--- Start of DATA IN THIS EXERCISE ---

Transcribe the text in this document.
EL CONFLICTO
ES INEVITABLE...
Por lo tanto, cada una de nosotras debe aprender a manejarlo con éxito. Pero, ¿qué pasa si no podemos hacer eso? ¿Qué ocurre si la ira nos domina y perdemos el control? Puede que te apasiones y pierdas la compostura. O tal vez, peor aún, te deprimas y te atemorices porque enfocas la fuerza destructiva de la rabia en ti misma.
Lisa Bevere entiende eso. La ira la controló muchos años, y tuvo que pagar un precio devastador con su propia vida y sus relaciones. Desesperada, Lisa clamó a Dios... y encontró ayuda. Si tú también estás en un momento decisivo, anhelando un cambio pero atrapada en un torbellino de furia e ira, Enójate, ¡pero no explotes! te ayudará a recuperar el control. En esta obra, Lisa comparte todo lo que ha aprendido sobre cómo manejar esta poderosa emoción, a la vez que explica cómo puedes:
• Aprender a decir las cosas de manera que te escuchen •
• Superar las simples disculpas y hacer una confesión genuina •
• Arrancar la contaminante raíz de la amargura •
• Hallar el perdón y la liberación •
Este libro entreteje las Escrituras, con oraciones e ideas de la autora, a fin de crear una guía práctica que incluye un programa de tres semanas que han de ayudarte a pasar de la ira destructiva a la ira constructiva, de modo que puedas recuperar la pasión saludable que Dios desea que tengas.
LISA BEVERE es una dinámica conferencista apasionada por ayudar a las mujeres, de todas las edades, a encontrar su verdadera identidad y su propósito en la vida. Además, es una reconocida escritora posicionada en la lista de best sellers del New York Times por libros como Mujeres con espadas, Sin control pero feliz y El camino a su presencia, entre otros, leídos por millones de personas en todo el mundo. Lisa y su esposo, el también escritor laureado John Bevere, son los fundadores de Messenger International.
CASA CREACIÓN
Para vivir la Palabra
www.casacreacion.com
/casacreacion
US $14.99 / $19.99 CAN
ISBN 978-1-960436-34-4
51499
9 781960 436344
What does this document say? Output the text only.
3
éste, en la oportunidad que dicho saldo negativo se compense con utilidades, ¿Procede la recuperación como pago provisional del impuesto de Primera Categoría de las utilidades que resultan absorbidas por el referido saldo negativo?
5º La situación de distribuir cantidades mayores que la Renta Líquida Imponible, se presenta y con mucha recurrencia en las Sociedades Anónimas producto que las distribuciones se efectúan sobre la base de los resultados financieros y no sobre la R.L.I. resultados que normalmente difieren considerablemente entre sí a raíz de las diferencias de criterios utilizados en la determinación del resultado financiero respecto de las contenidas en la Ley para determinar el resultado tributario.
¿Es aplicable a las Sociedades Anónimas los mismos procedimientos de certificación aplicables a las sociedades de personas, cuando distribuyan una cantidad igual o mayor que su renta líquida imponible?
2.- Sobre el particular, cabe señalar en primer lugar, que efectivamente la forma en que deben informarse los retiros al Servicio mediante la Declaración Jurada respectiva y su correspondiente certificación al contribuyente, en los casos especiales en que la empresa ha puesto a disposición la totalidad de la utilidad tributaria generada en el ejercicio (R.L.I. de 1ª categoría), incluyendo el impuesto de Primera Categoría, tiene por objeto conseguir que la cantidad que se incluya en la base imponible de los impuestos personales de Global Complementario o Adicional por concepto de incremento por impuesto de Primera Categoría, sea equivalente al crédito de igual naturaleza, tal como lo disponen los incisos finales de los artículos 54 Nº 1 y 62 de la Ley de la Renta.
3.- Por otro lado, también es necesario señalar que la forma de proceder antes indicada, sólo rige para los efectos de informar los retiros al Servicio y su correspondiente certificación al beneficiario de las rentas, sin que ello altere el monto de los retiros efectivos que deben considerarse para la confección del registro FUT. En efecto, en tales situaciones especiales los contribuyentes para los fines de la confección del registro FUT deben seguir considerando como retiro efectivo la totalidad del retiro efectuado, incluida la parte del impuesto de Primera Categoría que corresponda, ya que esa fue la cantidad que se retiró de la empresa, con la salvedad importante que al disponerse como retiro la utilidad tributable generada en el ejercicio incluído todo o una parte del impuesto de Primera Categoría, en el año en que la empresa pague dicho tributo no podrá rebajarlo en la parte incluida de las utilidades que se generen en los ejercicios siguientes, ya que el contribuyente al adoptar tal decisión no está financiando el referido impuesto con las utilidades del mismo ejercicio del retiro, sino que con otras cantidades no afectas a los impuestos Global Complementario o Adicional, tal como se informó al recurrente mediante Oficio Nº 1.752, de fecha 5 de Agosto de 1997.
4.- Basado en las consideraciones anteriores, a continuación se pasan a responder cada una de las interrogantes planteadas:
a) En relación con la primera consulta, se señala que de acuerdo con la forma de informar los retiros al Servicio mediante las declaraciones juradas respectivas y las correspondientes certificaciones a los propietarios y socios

--- End of DATA IN THIS EXERCISE ---

▶ **STATED TASK**:
Extract the data exactly as given.

▶ **SOLUTION BELOW**:
Transcribe the text in this document.
EL CONFLICTO
ES INEVITABLE...
Por lo tanto, cada una de nosotras debe aprender a manejarlo con éxito. Pero, ¿qué pasa si no podemos hacer eso? ¿Qué ocurre si la ira nos domina y perdemos el control? Puede que te apasiones y pierdas la compostura. O tal vez, peor aún, te deprimas y te atemorices porque enfocas la fuerza destructiva de la rabia en ti misma.
Lisa Bevere entiende eso. La ira la controló muchos años, y tuvo que pagar un precio devastador con su propia vida y sus relaciones. Desesperada, Lisa clamó a Dios... y encontró ayuda. Si tú también estás en un momento decisivo, anhelando un cambio pero atrapada en un torbellino de furia e ira, Enójate, ¡pero no explotes! te ayudará a recuperar el control. En esta obra, Lisa comparte todo lo que ha aprendido sobre cómo manejar esta poderosa emoción, a la vez que explica cómo puedes:
• Aprender a decir las cosas de manera que te escuchen •
• Superar las simples disculpas y hacer una confesión genuina •
• Arrancar la contaminante raíz de la amargura •
• Hallar el perdón y la liberación •
Este libro entreteje las Escrituras, con oraciones e ideas de la autora, a fin de crear una guía práctica que incluye un programa de tres semanas que han de ayudarte a pasar de la ira destructiva a la ira constructiva, de modo que puedas recuperar la pasión saludable que Dios desea que tengas.
LISA BEVERE es una dinámica conferencista apasionada por ayudar a las mujeres, de todas las edades, a encontrar su verdadera identidad y su propósito en la vida. Además, es una reconocida escritora posicionada en la lista de best sellers del New York Times por libros como Mujeres con espadas, Sin control pero feliz y El camino a su presencia, entre otros, leídos por millones de personas en todo el mundo. Lisa y su esposo, el también escritor laureado John Bevere, son los fundadores de Messenger International.
CASA CREACIÓN
Para vivir la Palabra
www.casacreacion.com
/casacreacion
US $14.99 / $19.99 CAN
ISBN 978-1-960436-34-4
51499
9 781960 436344
What does this document say? Output the text only.
3
éste, en la oportunidad que dicho saldo negativo se compense con utilidades, ¿Procede la recuperación como pago provisional del impuesto de Primera Categoría de las utilidades que resultan absorbidas por el referido saldo negativo?
5º La situación de distribuir cantidades mayores que la Renta Líquida Imponible, se presenta y con mucha recurrencia en las Sociedades Anónimas producto que las distribuciones se efectúan sobre la base de los resultados financieros y no sobre la R.L.I. resultados que normalmente difieren considerablemente entre sí a raíz de las diferencias de criterios utilizados en la determinación del resultado financiero respecto de las contenidas en la Ley para determinar el resultado tributario.
¿Es aplicable a las Sociedades Anónimas los mismos procedimientos de certificación aplicables a las sociedades de personas, cuando distribuyan una cantidad igual o mayor que su renta líquida imponible?
2.- Sobre el particular, cabe señalar en primer lugar, que efectivamente la forma en que deben informarse los retiros al Servicio mediante la Declaración Jurada respectiva y su correspondiente certificación al contribuyente, en los casos especiales en que la empresa ha puesto a disposición la totalidad de la utilidad tributaria generada en el ejercicio (R.L.I. de 1ª categoría), incluyendo el impuesto de Primera Categoría, tiene por objeto conseguir que la cantidad que se incluya en la base imponible de los impuestos personales de Global Complementario o Adicional por concepto de incremento por impuesto de Primera Categoría, sea equivalente al crédito de igual naturaleza, tal como lo disponen los incisos finales de los artículos 54 Nº 1 y 62 de la Ley de la Renta.
3.- Por otro lado, también es necesario señalar que la forma de proceder antes indicada, sólo rige para los efectos de informar los retiros al Servicio y su correspondiente certificación al beneficiario de las rentas, sin que ello altere el monto de los retiros efectivos que deben considerarse para la confección del registro FUT. En efecto, en tales situaciones especiales los contribuyentes para los fines de la confección del registro FUT deben seguir considerando como retiro efectivo la totalidad del retiro efectuado, incluida la parte del impuesto de Primera Categoría que corresponda, ya que esa fue la cantidad que se retiró de la empresa, con la salvedad importante que al disponerse como retiro la utilidad tributable generada en el ejercicio incluído todo o una parte del impuesto de Primera Categoría, en el año en que la empresa pague dicho tributo no podrá rebajarlo en la parte incluida de las utilidades que se generen en los ejercicios siguientes, ya que el contribuyente al adoptar tal decisión no está financiando el referido impuesto con las utilidades del mismo ejercicio del retiro, sino que con otras cantidades no afectas a los impuestos Global Complementario o Adicional, tal como se informó al recurrente mediante Oficio Nº 1.752, de fecha 5 de Agosto de 1997.
4.- Basado en las consideraciones anteriores, a continuación se pasan a responder cada una de las interrogantes planteadas:
a) En relación con la primera consulta, se señala que de acuerdo con la forma de informar los retiros al Servicio mediante las declaraciones juradas respectivas y las correspondientes certificaciones a los propietarios y socios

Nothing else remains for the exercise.